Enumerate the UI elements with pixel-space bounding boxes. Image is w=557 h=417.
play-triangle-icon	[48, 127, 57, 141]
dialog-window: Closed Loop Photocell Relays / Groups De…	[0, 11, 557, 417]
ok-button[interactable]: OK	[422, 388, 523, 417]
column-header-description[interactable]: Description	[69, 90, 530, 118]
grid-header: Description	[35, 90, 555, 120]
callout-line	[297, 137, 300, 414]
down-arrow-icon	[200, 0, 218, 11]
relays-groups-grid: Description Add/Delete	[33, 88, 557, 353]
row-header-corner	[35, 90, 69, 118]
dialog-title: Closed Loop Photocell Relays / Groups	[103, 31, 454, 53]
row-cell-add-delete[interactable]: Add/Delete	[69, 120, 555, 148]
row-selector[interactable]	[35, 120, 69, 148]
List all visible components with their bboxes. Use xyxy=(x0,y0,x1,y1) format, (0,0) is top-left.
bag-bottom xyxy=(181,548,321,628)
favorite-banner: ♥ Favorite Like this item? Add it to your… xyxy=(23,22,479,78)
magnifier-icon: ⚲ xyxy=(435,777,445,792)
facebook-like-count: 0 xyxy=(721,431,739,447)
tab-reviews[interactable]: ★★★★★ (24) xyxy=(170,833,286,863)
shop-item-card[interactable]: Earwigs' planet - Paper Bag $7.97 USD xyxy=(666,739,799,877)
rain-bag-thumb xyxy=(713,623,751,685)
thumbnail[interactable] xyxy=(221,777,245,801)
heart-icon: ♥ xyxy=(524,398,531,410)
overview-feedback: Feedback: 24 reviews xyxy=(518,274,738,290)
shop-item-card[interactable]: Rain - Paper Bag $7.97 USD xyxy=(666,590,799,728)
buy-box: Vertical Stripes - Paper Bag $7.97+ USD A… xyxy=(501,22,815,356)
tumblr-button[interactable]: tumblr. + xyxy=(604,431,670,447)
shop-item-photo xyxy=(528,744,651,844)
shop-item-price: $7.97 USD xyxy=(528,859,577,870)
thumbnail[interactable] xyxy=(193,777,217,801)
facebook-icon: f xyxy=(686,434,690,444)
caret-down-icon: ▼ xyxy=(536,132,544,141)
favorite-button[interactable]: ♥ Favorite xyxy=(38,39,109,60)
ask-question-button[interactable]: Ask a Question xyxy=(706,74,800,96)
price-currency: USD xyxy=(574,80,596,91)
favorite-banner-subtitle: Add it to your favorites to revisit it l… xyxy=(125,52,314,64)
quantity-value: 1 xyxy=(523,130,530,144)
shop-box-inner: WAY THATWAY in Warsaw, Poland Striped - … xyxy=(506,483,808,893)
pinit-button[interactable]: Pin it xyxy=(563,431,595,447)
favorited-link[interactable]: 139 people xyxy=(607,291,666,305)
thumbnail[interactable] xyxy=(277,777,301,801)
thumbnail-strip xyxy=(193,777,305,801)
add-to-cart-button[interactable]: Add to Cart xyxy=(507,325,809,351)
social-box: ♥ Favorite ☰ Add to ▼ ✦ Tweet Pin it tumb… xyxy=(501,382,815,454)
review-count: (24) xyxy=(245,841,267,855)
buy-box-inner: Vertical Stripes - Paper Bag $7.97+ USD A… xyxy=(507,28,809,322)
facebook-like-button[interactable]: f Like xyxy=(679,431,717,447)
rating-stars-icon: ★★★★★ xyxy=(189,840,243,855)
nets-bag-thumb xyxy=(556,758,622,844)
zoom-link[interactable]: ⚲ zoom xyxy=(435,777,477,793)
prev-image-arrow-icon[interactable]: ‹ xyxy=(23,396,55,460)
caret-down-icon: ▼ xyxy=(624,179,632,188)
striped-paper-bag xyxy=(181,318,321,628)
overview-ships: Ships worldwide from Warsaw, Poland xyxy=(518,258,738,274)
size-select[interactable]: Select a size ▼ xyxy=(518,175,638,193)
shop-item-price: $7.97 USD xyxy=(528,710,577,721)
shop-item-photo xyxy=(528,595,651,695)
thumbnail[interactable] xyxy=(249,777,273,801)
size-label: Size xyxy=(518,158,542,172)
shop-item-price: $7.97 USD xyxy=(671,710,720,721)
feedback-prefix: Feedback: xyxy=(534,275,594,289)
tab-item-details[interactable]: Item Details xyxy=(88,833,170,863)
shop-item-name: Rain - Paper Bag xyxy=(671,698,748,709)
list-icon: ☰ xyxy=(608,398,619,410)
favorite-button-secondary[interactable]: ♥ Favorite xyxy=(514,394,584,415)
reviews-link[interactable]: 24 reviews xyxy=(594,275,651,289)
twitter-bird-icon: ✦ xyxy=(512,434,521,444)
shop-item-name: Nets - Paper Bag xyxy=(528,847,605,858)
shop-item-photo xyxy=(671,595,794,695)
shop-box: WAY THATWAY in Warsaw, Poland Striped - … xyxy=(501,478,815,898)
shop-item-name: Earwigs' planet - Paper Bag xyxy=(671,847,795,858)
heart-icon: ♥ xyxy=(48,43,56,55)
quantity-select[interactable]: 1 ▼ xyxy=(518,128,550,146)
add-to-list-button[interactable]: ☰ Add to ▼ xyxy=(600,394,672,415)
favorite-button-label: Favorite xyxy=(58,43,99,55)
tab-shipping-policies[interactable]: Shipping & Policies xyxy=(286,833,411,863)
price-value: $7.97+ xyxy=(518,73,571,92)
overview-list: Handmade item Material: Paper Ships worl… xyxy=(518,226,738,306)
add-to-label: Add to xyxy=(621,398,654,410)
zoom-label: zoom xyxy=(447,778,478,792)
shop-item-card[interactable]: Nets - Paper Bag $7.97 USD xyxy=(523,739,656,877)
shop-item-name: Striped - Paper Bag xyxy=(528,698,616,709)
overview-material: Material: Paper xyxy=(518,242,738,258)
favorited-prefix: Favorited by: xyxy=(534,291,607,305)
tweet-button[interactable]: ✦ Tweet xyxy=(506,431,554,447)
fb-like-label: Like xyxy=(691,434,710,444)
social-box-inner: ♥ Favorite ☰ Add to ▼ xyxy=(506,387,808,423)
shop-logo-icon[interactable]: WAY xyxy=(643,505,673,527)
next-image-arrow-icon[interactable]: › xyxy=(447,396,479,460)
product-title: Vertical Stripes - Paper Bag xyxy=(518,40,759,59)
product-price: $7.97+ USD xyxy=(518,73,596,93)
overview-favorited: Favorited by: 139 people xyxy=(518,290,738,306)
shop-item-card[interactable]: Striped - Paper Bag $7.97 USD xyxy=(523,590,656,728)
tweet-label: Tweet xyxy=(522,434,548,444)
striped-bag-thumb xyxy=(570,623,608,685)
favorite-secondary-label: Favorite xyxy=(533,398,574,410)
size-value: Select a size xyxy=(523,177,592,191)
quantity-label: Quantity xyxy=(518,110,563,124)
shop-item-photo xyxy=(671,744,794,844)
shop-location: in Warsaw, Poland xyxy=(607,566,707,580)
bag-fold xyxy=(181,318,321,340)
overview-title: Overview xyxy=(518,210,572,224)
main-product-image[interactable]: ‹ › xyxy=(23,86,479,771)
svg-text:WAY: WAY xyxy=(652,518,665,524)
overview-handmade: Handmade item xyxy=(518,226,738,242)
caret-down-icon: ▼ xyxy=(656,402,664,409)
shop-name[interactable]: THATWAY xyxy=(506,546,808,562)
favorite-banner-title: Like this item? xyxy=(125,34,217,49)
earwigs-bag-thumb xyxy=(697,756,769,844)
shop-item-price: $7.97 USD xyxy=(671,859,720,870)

* * *

▶ _GIVEN PROBLEM_: Please reproduce every one of the entries above line for line, with no changes.

▶ _SOLUTION TO THIS PROBLEM_:
Enumerate the UI elements with pixel-space bounding boxes. Image is w=557 h=417.
play-triangle-icon	[48, 127, 57, 141]
dialog-window: Closed Loop Photocell Relays / Groups De…	[0, 11, 557, 417]
ok-button[interactable]: OK	[422, 388, 523, 417]
column-header-description[interactable]: Description	[69, 90, 530, 118]
grid-header: Description	[35, 90, 555, 120]
callout-line	[297, 137, 300, 414]
down-arrow-icon	[200, 0, 218, 11]
relays-groups-grid: Description Add/Delete	[33, 88, 557, 353]
row-header-corner	[35, 90, 69, 118]
dialog-title: Closed Loop Photocell Relays / Groups	[103, 31, 454, 53]
row-cell-add-delete[interactable]: Add/Delete	[69, 120, 555, 148]
row-selector[interactable]	[35, 120, 69, 148]
List all visible components with their bboxes. Use xyxy=(x0,y0,x1,y1) format, (0,0) is top-left.
bag-bottom xyxy=(181,548,321,628)
favorite-banner: ♥ Favorite Like this item? Add it to your… xyxy=(23,22,479,78)
magnifier-icon: ⚲ xyxy=(435,777,445,792)
facebook-like-count: 0 xyxy=(721,431,739,447)
tab-reviews[interactable]: ★★★★★ (24) xyxy=(170,833,286,863)
shop-item-card[interactable]: Earwigs' planet - Paper Bag $7.97 USD xyxy=(666,739,799,877)
rain-bag-thumb xyxy=(713,623,751,685)
thumbnail[interactable] xyxy=(221,777,245,801)
heart-icon: ♥ xyxy=(524,398,531,410)
overview-feedback: Feedback: 24 reviews xyxy=(518,274,738,290)
shop-item-card[interactable]: Rain - Paper Bag $7.97 USD xyxy=(666,590,799,728)
buy-box: Vertical Stripes - Paper Bag $7.97+ USD A… xyxy=(501,22,815,356)
tumblr-button[interactable]: tumblr. + xyxy=(604,431,670,447)
shop-item-photo xyxy=(528,744,651,844)
shop-item-price: $7.97 USD xyxy=(528,859,577,870)
thumbnail[interactable] xyxy=(193,777,217,801)
facebook-icon: f xyxy=(686,434,690,444)
caret-down-icon: ▼ xyxy=(536,132,544,141)
favorite-button[interactable]: ♥ Favorite xyxy=(38,39,109,60)
ask-question-button[interactable]: Ask a Question xyxy=(706,74,800,96)
price-currency: USD xyxy=(574,80,596,91)
favorite-banner-subtitle: Add it to your favorites to revisit it l… xyxy=(125,52,314,64)
quantity-value: 1 xyxy=(523,130,530,144)
shop-box-inner: WAY THATWAY in Warsaw, Poland Striped - … xyxy=(506,483,808,893)
pinit-button[interactable]: Pin it xyxy=(563,431,595,447)
favorited-link[interactable]: 139 people xyxy=(607,291,666,305)
thumbnail[interactable] xyxy=(277,777,301,801)
thumbnail-strip xyxy=(193,777,305,801)
add-to-cart-button[interactable]: Add to Cart xyxy=(507,325,809,351)
social-box: ♥ Favorite ☰ Add to ▼ ✦ Tweet Pin it tumb… xyxy=(501,382,815,454)
review-count: (24) xyxy=(245,841,267,855)
buy-box-inner: Vertical Stripes - Paper Bag $7.97+ USD A… xyxy=(507,28,809,322)
facebook-like-button[interactable]: f Like xyxy=(679,431,717,447)
rating-stars-icon: ★★★★★ xyxy=(189,840,243,855)
nets-bag-thumb xyxy=(556,758,622,844)
zoom-link[interactable]: ⚲ zoom xyxy=(435,777,477,793)
prev-image-arrow-icon[interactable]: ‹ xyxy=(23,396,55,460)
caret-down-icon: ▼ xyxy=(624,179,632,188)
striped-paper-bag xyxy=(181,318,321,628)
overview-ships: Ships worldwide from Warsaw, Poland xyxy=(518,258,738,274)
size-select[interactable]: Select a size ▼ xyxy=(518,175,638,193)
shop-item-price: $7.97 USD xyxy=(528,710,577,721)
shop-item-photo xyxy=(528,595,651,695)
thumbnail[interactable] xyxy=(249,777,273,801)
size-label: Size xyxy=(518,158,542,172)
shop-item-price: $7.97 USD xyxy=(671,710,720,721)
feedback-prefix: Feedback: xyxy=(534,275,594,289)
tab-item-details[interactable]: Item Details xyxy=(88,833,170,863)
shop-item-name: Rain - Paper Bag xyxy=(671,698,748,709)
list-icon: ☰ xyxy=(608,398,619,410)
favorite-button-secondary[interactable]: ♥ Favorite xyxy=(514,394,584,415)
reviews-link[interactable]: 24 reviews xyxy=(594,275,651,289)
twitter-bird-icon: ✦ xyxy=(512,434,521,444)
shop-item-name: Nets - Paper Bag xyxy=(528,847,605,858)
shop-item-photo xyxy=(671,595,794,695)
shop-box: WAY THATWAY in Warsaw, Poland Striped - … xyxy=(501,478,815,898)
shop-item-name: Earwigs' planet - Paper Bag xyxy=(671,847,795,858)
heart-icon: ♥ xyxy=(48,43,56,55)
quantity-select[interactable]: 1 ▼ xyxy=(518,128,550,146)
add-to-list-button[interactable]: ☰ Add to ▼ xyxy=(600,394,672,415)
favorite-button-label: Favorite xyxy=(58,43,99,55)
tab-shipping-policies[interactable]: Shipping & Policies xyxy=(286,833,411,863)
price-value: $7.97+ xyxy=(518,73,571,92)
overview-list: Handmade item Material: Paper Ships worl… xyxy=(518,226,738,306)
add-to-label: Add to xyxy=(621,398,654,410)
zoom-label: zoom xyxy=(447,778,478,792)
shop-item-card[interactable]: Nets - Paper Bag $7.97 USD xyxy=(523,739,656,877)
shop-item-name: Striped - Paper Bag xyxy=(528,698,616,709)
overview-material: Material: Paper xyxy=(518,242,738,258)
favorited-prefix: Favorited by: xyxy=(534,291,607,305)
tweet-button[interactable]: ✦ Tweet xyxy=(506,431,554,447)
fb-like-label: Like xyxy=(691,434,710,444)
social-box-inner: ♥ Favorite ☰ Add to ▼ xyxy=(506,387,808,423)
shop-logo-icon[interactable]: WAY xyxy=(643,505,673,527)
next-image-arrow-icon[interactable]: › xyxy=(447,396,479,460)
product-title: Vertical Stripes - Paper Bag xyxy=(518,40,759,59)
product-price: $7.97+ USD xyxy=(518,73,596,93)
overview-favorited: Favorited by: 139 people xyxy=(518,290,738,306)
shop-item-card[interactable]: Striped - Paper Bag $7.97 USD xyxy=(523,590,656,728)
tweet-label: Tweet xyxy=(522,434,548,444)
striped-bag-thumb xyxy=(570,623,608,685)
favorite-secondary-label: Favorite xyxy=(533,398,574,410)
size-value: Select a size xyxy=(523,177,592,191)
quantity-label: Quantity xyxy=(518,110,563,124)
shop-item-photo xyxy=(671,744,794,844)
shop-location: in Warsaw, Poland xyxy=(607,566,707,580)
bag-fold xyxy=(181,318,321,340)
overview-title: Overview xyxy=(518,210,572,224)
main-product-image[interactable]: ‹ › xyxy=(23,86,479,771)
svg-text:WAY: WAY xyxy=(652,518,665,524)
overview-handmade: Handmade item xyxy=(518,226,738,242)
caret-down-icon: ▼ xyxy=(656,402,664,409)
shop-name[interactable]: THATWAY xyxy=(506,546,808,562)
favorite-banner-title: Like this item? xyxy=(125,34,217,49)
earwigs-bag-thumb xyxy=(697,756,769,844)
shop-item-price: $7.97 USD xyxy=(671,859,720,870)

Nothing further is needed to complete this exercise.